Copy out every record below, word for word.

━━ DATA FOR PROCESSING ━━

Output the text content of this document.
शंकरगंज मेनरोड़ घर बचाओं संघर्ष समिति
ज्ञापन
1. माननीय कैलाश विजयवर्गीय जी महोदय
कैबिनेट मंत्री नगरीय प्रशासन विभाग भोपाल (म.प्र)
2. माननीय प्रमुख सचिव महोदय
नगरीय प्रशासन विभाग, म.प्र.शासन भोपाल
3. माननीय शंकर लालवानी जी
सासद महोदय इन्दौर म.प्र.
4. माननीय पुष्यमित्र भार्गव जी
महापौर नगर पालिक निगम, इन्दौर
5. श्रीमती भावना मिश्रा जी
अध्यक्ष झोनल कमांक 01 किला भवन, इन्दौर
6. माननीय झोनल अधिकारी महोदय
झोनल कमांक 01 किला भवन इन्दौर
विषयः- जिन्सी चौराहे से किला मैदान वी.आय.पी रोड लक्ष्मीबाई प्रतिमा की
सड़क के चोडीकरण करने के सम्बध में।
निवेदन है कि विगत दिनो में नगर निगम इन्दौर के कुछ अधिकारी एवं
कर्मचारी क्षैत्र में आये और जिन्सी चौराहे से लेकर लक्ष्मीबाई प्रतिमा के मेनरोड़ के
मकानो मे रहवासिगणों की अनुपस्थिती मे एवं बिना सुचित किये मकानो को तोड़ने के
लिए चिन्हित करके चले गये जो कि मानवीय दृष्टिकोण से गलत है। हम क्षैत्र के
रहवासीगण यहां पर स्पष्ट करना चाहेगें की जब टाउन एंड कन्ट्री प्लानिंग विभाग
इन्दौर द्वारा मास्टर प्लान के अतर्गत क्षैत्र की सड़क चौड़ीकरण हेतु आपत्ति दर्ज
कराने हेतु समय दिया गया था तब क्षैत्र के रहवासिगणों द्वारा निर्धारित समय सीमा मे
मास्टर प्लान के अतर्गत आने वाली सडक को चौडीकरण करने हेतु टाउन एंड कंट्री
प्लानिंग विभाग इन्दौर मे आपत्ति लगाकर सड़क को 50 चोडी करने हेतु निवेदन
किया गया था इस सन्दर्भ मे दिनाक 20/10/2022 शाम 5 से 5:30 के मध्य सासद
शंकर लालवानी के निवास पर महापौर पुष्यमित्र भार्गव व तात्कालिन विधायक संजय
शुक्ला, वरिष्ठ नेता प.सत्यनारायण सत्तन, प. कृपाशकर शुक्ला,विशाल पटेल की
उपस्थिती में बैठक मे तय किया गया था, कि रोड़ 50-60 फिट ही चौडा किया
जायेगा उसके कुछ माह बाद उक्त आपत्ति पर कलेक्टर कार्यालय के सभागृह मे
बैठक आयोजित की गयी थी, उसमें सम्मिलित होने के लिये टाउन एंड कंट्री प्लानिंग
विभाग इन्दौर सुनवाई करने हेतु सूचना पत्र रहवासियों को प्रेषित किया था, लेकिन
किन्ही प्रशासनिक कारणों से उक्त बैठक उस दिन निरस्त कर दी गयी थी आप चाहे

━━━

▶ [WORKED ANSWER]
Output the text content of this document.
शंकरगंज मेनरोड़ घर बचाओं संघर्ष समिति
ज्ञापन
1. माननीय कैलाश विजयवर्गीय जी महोदय
कैबिनेट मंत्री नगरीय प्रशासन विभाग भोपाल (म.प्र)
2. माननीय प्रमुख सचिव महोदय
नगरीय प्रशासन विभाग, म.प्र.शासन भोपाल
3. माननीय शंकर लालवानी जी
सासद महोदय इन्दौर म.प्र.
4. माननीय पुष्यमित्र भार्गव जी
महापौर नगर पालिक निगम, इन्दौर
5. श्रीमती भावना मिश्रा जी
अध्यक्ष झोनल कमांक 01 किला भवन, इन्दौर
6. माननीय झोनल अधिकारी महोदय
झोनल कमांक 01 किला भवन इन्दौर
विषयः- जिन्सी चौराहे से किला मैदान वी.आय.पी रोड लक्ष्मीबाई प्रतिमा की
सड़क के चोडीकरण करने के सम्बध में।
निवेदन है कि विगत दिनो में नगर निगम इन्दौर के कुछ अधिकारी एवं
कर्मचारी क्षैत्र में आये और जिन्सी चौराहे से लेकर लक्ष्मीबाई प्रतिमा के मेनरोड़ के
मकानो मे रहवासिगणों की अनुपस्थिती मे एवं बिना सुचित किये मकानो को तोड़ने के
लिए चिन्हित करके चले गये जो कि मानवीय दृष्टिकोण से गलत है। हम क्षैत्र के
रहवासीगण यहां पर स्पष्ट करना चाहेगें की जब टाउन एंड कन्ट्री प्लानिंग विभाग
इन्दौर द्वारा मास्टर प्लान के अतर्गत क्षैत्र की सड़क चौड़ीकरण हेतु आपत्ति दर्ज
कराने हेतु समय दिया गया था तब क्षैत्र के रहवासिगणों द्वारा निर्धारित समय सीमा मे
मास्टर प्लान के अतर्गत आने वाली सडक को चौडीकरण करने हेतु टाउन एंड कंट्री
प्लानिंग विभाग इन्दौर मे आपत्ति लगाकर सड़क को 50 चोडी करने हेतु निवेदन
किया गया था इस सन्दर्भ मे दिनाक 20/10/2022 शाम 5 से 5:30 के मध्य सासद
शंकर लालवानी के निवास पर महापौर पुष्यमित्र भार्गव व तात्कालिन विधायक संजय
शुक्ला, वरिष्ठ नेता प.सत्यनारायण सत्तन, प. कृपाशकर शुक्ला,विशाल पटेल की
उपस्थिती में बैठक मे तय किया गया था, कि रोड़ 50-60 फिट ही चौडा किया
जायेगा उसके कुछ माह बाद उक्त आपत्ति पर कलेक्टर कार्यालय के सभागृह मे
बैठक आयोजित की गयी थी, उसमें सम्मिलित होने के लिये टाउन एंड कंट्री प्लानिंग
विभाग इन्दौर सुनवाई करने हेतु सूचना पत्र रहवासियों को प्रेषित किया था, लेकिन
किन्ही प्रशासनिक कारणों से उक्त बैठक उस दिन निरस्त कर दी गयी थी आप चाहे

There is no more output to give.